[Begin Working data]

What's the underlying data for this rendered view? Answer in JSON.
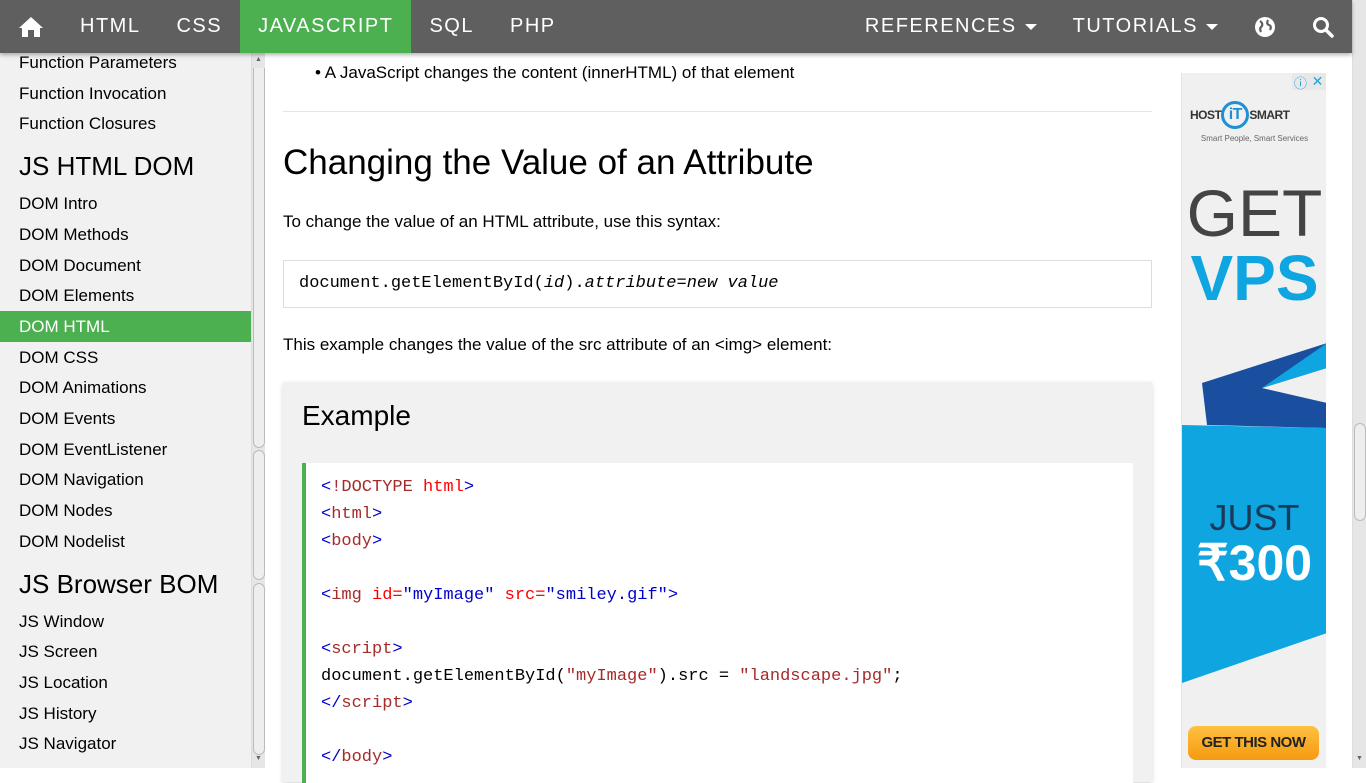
{
  "nav": {
    "items": [
      "HTML",
      "CSS",
      "JAVASCRIPT",
      "SQL",
      "PHP"
    ],
    "active": 2,
    "references": "REFERENCES",
    "tutorials": "TUTORIALS",
    "icons": [
      "home-icon",
      "globe-icon",
      "search-icon"
    ],
    "colors": {
      "bar": "#5f5f5f",
      "active": "#4CAF50"
    }
  },
  "sidebar": {
    "items_top": [
      "Function Parameters",
      "Function Invocation",
      "Function Closures"
    ],
    "heading1": "JS HTML DOM",
    "dom_items": [
      "DOM Intro",
      "DOM Methods",
      "DOM Document",
      "DOM Elements",
      "DOM HTML",
      "DOM CSS",
      "DOM Animations",
      "DOM Events",
      "DOM EventListener",
      "DOM Navigation",
      "DOM Nodes",
      "DOM Nodelist"
    ],
    "active": "DOM HTML",
    "heading2": "JS Browser BOM",
    "bom_items": [
      "JS Window",
      "JS Screen",
      "JS Location",
      "JS History",
      "JS Navigator"
    ]
  },
  "main": {
    "bullet": "A JavaScript changes the content (innerHTML) of that element",
    "heading": "Changing the Value of an Attribute",
    "intro": "To change the value of an HTML attribute, use this syntax:",
    "syntax": [
      {
        "t": "document.getElementById(",
        "i": false
      },
      {
        "t": "id",
        "i": true
      },
      {
        "t": ").",
        "i": false
      },
      {
        "t": "attribute",
        "i": true
      },
      {
        "t": "=",
        "i": false
      },
      {
        "t": "new value",
        "i": true
      }
    ],
    "desc": "This example changes the value of the src attribute of an <img> element:",
    "example_title": "Example",
    "code": [
      [
        {
          "t": "<",
          "c": "b"
        },
        {
          "t": "!DOCTYPE",
          "c": "n"
        },
        {
          "t": " html",
          "c": "a"
        },
        {
          "t": ">",
          "c": "b"
        }
      ],
      [
        {
          "t": "<",
          "c": "b"
        },
        {
          "t": "html",
          "c": "n"
        },
        {
          "t": ">",
          "c": "b"
        }
      ],
      [
        {
          "t": "<",
          "c": "b"
        },
        {
          "t": "body",
          "c": "n"
        },
        {
          "t": ">",
          "c": "b"
        }
      ],
      [],
      [
        {
          "t": "<",
          "c": "b"
        },
        {
          "t": "img",
          "c": "n"
        },
        {
          "t": " id=",
          "c": "a"
        },
        {
          "t": "\"myImage\"",
          "c": "b"
        },
        {
          "t": " src=",
          "c": "a"
        },
        {
          "t": "\"smiley.gif\"",
          "c": "b"
        },
        {
          "t": ">",
          "c": "b"
        }
      ],
      [],
      [
        {
          "t": "<",
          "c": "b"
        },
        {
          "t": "script",
          "c": "n"
        },
        {
          "t": ">",
          "c": "b"
        }
      ],
      [
        {
          "t": "document.getElementById(",
          "c": "k"
        },
        {
          "t": "\"myImage\"",
          "c": "n"
        },
        {
          "t": ").src = ",
          "c": "k"
        },
        {
          "t": "\"landscape.jpg\"",
          "c": "n"
        },
        {
          "t": ";",
          "c": "k"
        }
      ],
      [
        {
          "t": "</",
          "c": "b"
        },
        {
          "t": "script",
          "c": "n"
        },
        {
          "t": ">",
          "c": "b"
        }
      ],
      [],
      [
        {
          "t": "</",
          "c": "b"
        },
        {
          "t": "body",
          "c": "n"
        },
        {
          "t": ">",
          "c": "b"
        }
      ]
    ],
    "code_colors": {
      "b": "#0000cd",
      "n": "#a52a2a",
      "a": "#ff0000",
      "k": "#000000"
    }
  },
  "ad": {
    "brand_left": "HOST",
    "brand_mid": "iT",
    "brand_right": "SMART",
    "tagline": "Smart People, Smart Services",
    "line1": "GET",
    "line2": "VPS",
    "line3": "JUST",
    "price": "₹300",
    "cta": "GET THIS NOW",
    "colors": {
      "blue": "#0ea5e0",
      "dark": "#1a4fa0",
      "cta": "#f7a21b"
    }
  }
}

[End Working data]

Exercise brief —
Go through the records and copy each line with "changes" in it.

Answer to this task —
    "bullet": "A JavaScript changes the content (innerHTML) of that element",
    "desc": "This example changes the value of the src attribute of an <img> element:",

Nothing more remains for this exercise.